# [What you should do]
Exactly as written, please set down all of the entries again, with no pictures.

# [Records to process]
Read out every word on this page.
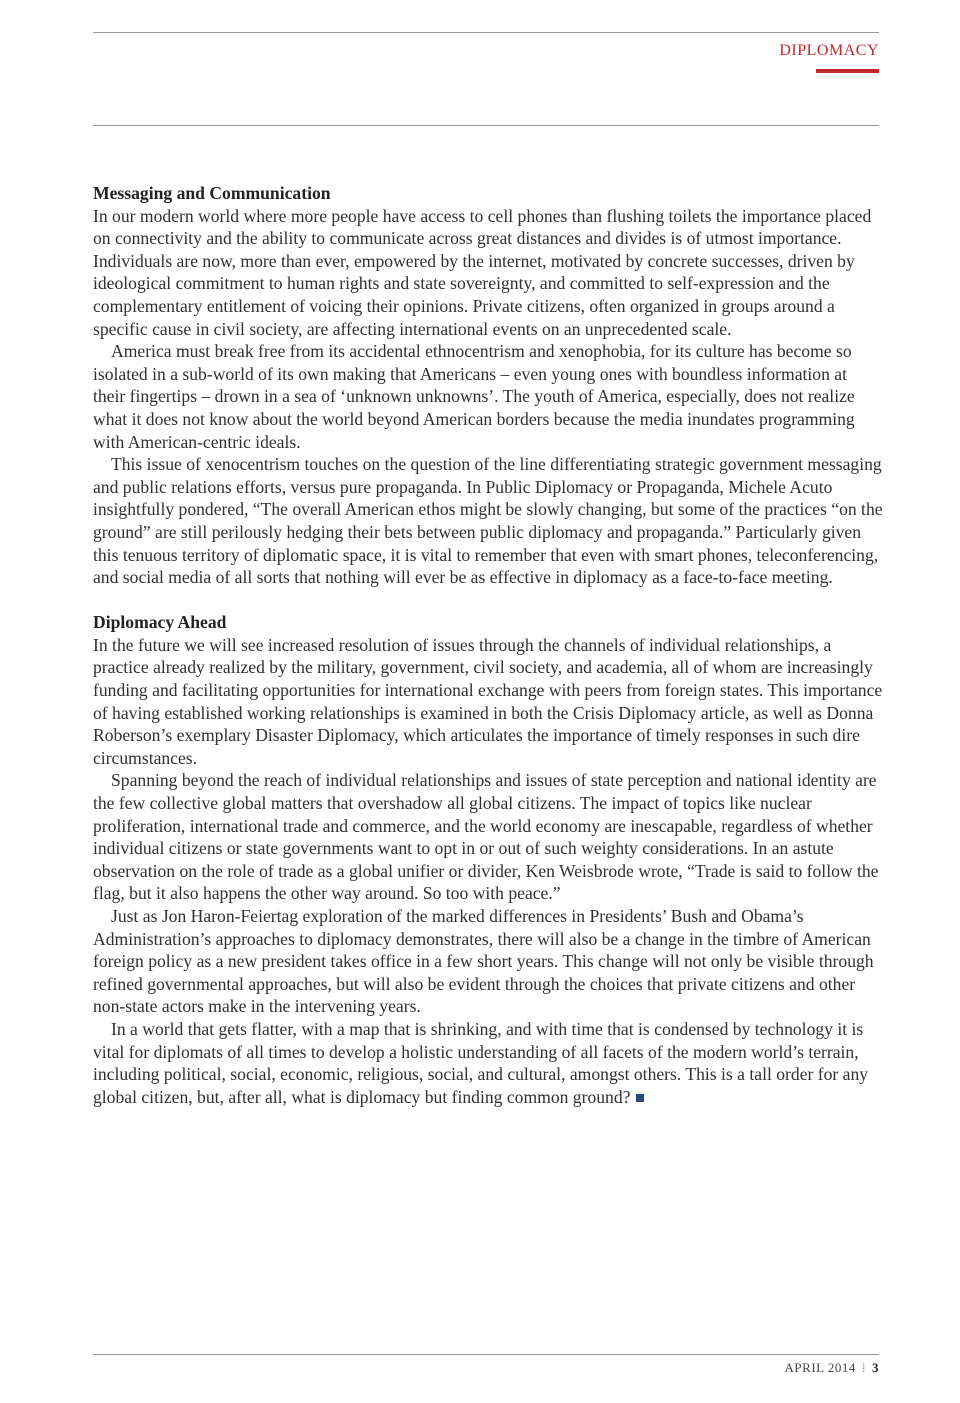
DIPLOMACY
Messaging and Communication

In our modern world where more people have access to cell phones than flushing toilets the importance placed on connectivity and the ability to communicate across great distances and divides is of utmost importance. Individuals are now, more than ever, empowered by the internet, motivated by concrete successes, driven by ideological commitment to human rights and state sovereignty, and committed to self-expression and the complementary entitlement of voicing their opinions. Private citizens, often organized in groups around a specific cause in civil society, are affecting international events on an unprecedented scale.

America must break free from its accidental ethnocentrism and xenophobia, for its culture has become so isolated in a sub-world of its own making that Americans – even young ones with boundless information at their fingertips – drown in a sea of ‘unknown unknowns’. The youth of America, especially, does not realize what it does not know about the world beyond American borders because the media inundates programming with American-centric ideals.

This issue of xenocentrism touches on the question of the line differentiating strategic government messaging and public relations efforts, versus pure propaganda. In Public Diplomacy or Propaganda, Michele Acuto insightfully pondered, “The overall American ethos might be slowly changing, but some of the practices “on the ground” are still perilously hedging their bets between public diplomacy and propaganda.” Particularly given this tenuous territory of diplomatic space, it is vital to remember that even with smart phones, teleconferencing, and social media of all sorts that nothing will ever be as effective in diplomacy as a face-to-face meeting.

Diplomacy Ahead

In the future we will see increased resolution of issues through the channels of individual relationships, a practice already realized by the military, government, civil society, and academia, all of whom are increasingly funding and facilitating opportunities for international exchange with peers from foreign states. This importance of having established working relationships is examined in both the Crisis Diplomacy article, as well as Donna Roberson’s exemplary Disaster Diplomacy, which articulates the importance of timely responses in such dire circumstances.

Spanning beyond the reach of individual relationships and issues of state perception and national identity are the few collective global matters that overshadow all global citizens. The impact of topics like nuclear proliferation, international trade and commerce, and the world economy are inescapable, regardless of whether individual citizens or state governments want to opt in or out of such weighty considerations. In an astute observation on the role of trade as a global unifier or divider, Ken Weisbrode wrote, “Trade is said to follow the flag, but it also happens the other way around. So too with peace.”

Just as Jon Haron-Feiertag exploration of the marked differences in Presidents’ Bush and Obama’s Administration’s approaches to diplomacy demonstrates, there will also be a change in the timbre of American foreign policy as a new president takes office in a few short years. This change will not only be visible through refined governmental approaches, but will also be evident through the choices that private citizens and other non-state actors make in the intervening years.

In a world that gets flatter, with a map that is shrinking, and with time that is condensed by technology it is vital for diplomats of all times to develop a holistic understanding of all facets of the modern world’s terrain, including political, social, economic, religious, social, and cultural, amongst others. This is a tall order for any global citizen, but, after all, what is diplomacy but finding common ground?

APRIL 2014 ⁞ 3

# [Response]
Read out every word on this page.
DIPLOMACY
Messaging and Communication

In our modern world where more people have access to cell phones than flushing toilets the importance placed on connectivity and the ability to communicate across great distances and divides is of utmost importance. Individuals are now, more than ever, empowered by the internet, motivated by concrete successes, driven by ideological commitment to human rights and state sovereignty, and committed to self-expression and the complementary entitlement of voicing their opinions. Private citizens, often organized in groups around a specific cause in civil society, are affecting international events on an unprecedented scale.

America must break free from its accidental ethnocentrism and xenophobia, for its culture has become so isolated in a sub-world of its own making that Americans – even young ones with boundless information at their fingertips – drown in a sea of ‘unknown unknowns’. The youth of America, especially, does not realize what it does not know about the world beyond American borders because the media inundates programming with American-centric ideals.

This issue of xenocentrism touches on the question of the line differentiating strategic government messaging and public relations efforts, versus pure propaganda. In Public Diplomacy or Propaganda, Michele Acuto insightfully pondered, “The overall American ethos might be slowly changing, but some of the practices “on the ground” are still perilously hedging their bets between public diplomacy and propaganda.” Particularly given this tenuous territory of diplomatic space, it is vital to remember that even with smart phones, teleconferencing, and social media of all sorts that nothing will ever be as effective in diplomacy as a face-to-face meeting.

Diplomacy Ahead

In the future we will see increased resolution of issues through the channels of individual relationships, a practice already realized by the military, government, civil society, and academia, all of whom are increasingly funding and facilitating opportunities for international exchange with peers from foreign states. This importance of having established working relationships is examined in both the Crisis Diplomacy article, as well as Donna Roberson’s exemplary Disaster Diplomacy, which articulates the importance of timely responses in such dire circumstances.

Spanning beyond the reach of individual relationships and issues of state perception and national identity are the few collective global matters that overshadow all global citizens. The impact of topics like nuclear proliferation, international trade and commerce, and the world economy are inescapable, regardless of whether individual citizens or state governments want to opt in or out of such weighty considerations. In an astute observation on the role of trade as a global unifier or divider, Ken Weisbrode wrote, “Trade is said to follow the flag, but it also happens the other way around. So too with peace.”

Just as Jon Haron-Feiertag exploration of the marked differences in Presidents’ Bush and Obama’s Administration’s approaches to diplomacy demonstrates, there will also be a change in the timbre of American foreign policy as a new president takes office in a few short years. This change will not only be visible through refined governmental approaches, but will also be evident through the choices that private citizens and other non-state actors make in the intervening years.

In a world that gets flatter, with a map that is shrinking, and with time that is condensed by technology it is vital for diplomats of all times to develop a holistic understanding of all facets of the modern world’s terrain, including political, social, economic, religious, social, and cultural, amongst others. This is a tall order for any global citizen, but, after all, what is diplomacy but finding common ground?

APRIL 2014 ⁞ 3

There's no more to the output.